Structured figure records

= = = = =

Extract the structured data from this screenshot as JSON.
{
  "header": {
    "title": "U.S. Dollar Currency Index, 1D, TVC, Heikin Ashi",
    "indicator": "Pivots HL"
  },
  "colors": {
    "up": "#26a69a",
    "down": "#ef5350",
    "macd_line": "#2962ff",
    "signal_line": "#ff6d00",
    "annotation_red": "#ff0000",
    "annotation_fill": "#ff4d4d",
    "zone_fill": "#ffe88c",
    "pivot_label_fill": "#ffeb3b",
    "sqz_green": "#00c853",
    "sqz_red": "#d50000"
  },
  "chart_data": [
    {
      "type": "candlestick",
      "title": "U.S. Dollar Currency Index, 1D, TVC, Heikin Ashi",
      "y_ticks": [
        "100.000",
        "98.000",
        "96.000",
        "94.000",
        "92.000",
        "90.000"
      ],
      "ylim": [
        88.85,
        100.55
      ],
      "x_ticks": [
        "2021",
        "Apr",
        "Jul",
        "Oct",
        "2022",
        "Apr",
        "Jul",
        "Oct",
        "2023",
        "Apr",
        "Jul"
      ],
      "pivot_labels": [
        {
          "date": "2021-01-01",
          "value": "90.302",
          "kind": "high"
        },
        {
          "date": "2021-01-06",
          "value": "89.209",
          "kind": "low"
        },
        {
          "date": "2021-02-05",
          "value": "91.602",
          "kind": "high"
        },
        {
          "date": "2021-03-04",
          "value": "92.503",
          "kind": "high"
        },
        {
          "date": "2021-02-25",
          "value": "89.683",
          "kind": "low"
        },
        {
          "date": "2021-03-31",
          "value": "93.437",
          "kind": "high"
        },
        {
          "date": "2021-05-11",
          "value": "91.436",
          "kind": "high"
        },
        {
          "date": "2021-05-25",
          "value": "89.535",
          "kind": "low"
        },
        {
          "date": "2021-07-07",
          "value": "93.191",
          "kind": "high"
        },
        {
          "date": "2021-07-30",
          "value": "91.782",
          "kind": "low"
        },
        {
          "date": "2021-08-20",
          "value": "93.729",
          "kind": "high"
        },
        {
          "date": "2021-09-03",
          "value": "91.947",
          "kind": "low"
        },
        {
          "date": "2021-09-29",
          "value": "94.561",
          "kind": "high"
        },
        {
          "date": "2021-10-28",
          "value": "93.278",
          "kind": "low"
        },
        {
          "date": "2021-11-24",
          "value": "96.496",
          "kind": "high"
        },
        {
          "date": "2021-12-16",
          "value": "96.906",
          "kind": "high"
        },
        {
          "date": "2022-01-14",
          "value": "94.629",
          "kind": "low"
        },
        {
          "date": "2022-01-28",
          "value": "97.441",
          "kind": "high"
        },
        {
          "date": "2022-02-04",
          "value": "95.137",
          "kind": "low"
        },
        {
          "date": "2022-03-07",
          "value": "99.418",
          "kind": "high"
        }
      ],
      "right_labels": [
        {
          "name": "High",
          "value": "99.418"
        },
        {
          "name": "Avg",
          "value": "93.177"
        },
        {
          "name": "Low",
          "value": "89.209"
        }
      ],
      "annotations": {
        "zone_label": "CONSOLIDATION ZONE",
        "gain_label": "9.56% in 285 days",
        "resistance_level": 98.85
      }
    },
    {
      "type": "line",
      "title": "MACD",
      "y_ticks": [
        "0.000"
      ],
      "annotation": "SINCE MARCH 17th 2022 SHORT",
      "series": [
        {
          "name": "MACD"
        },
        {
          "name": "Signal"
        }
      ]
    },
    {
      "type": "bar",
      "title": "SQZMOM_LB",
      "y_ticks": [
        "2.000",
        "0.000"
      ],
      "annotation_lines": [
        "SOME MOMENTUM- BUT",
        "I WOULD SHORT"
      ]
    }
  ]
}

= = = = =

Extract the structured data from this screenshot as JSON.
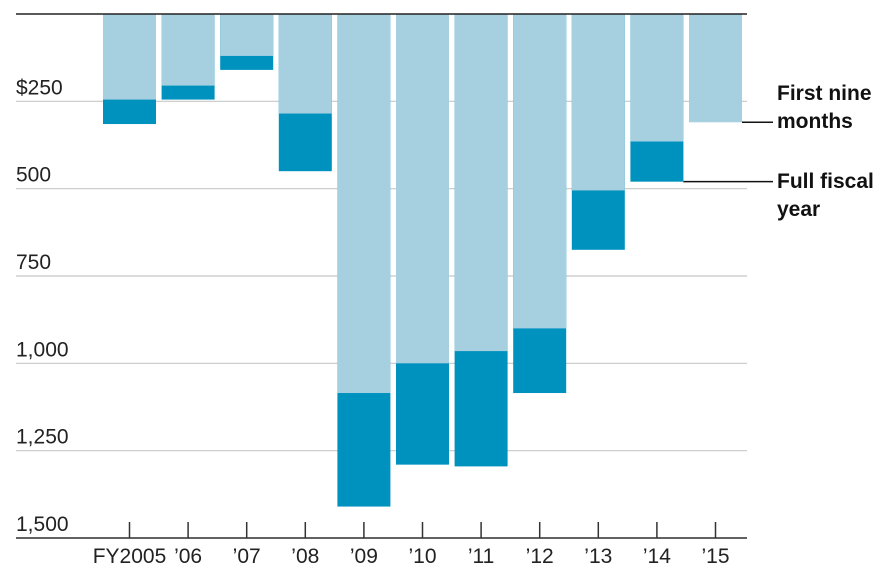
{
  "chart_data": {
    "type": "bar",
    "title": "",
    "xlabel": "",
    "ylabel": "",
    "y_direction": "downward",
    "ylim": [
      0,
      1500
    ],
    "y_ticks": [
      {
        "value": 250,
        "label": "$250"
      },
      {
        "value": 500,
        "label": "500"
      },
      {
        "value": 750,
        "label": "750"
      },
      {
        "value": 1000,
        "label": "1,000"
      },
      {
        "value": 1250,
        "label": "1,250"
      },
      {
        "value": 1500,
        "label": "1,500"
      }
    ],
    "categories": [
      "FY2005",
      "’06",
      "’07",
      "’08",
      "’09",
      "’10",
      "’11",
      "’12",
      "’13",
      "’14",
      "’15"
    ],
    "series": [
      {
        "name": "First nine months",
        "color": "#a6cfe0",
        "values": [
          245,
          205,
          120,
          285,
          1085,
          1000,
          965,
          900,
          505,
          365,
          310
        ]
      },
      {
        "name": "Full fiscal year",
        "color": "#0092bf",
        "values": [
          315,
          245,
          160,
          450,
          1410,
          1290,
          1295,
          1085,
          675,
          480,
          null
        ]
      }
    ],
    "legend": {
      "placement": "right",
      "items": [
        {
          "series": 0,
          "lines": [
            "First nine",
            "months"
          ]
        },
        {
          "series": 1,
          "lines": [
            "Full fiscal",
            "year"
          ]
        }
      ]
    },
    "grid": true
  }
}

= = = = =

Using the records above, copy every line that has the word "Dollar" in it.

    "title": "U.S. Dollar Currency Index, 1D, TVC, Heikin Ashi",
      "title": "U.S. Dollar Currency Index, 1D, TVC, Heikin Ashi",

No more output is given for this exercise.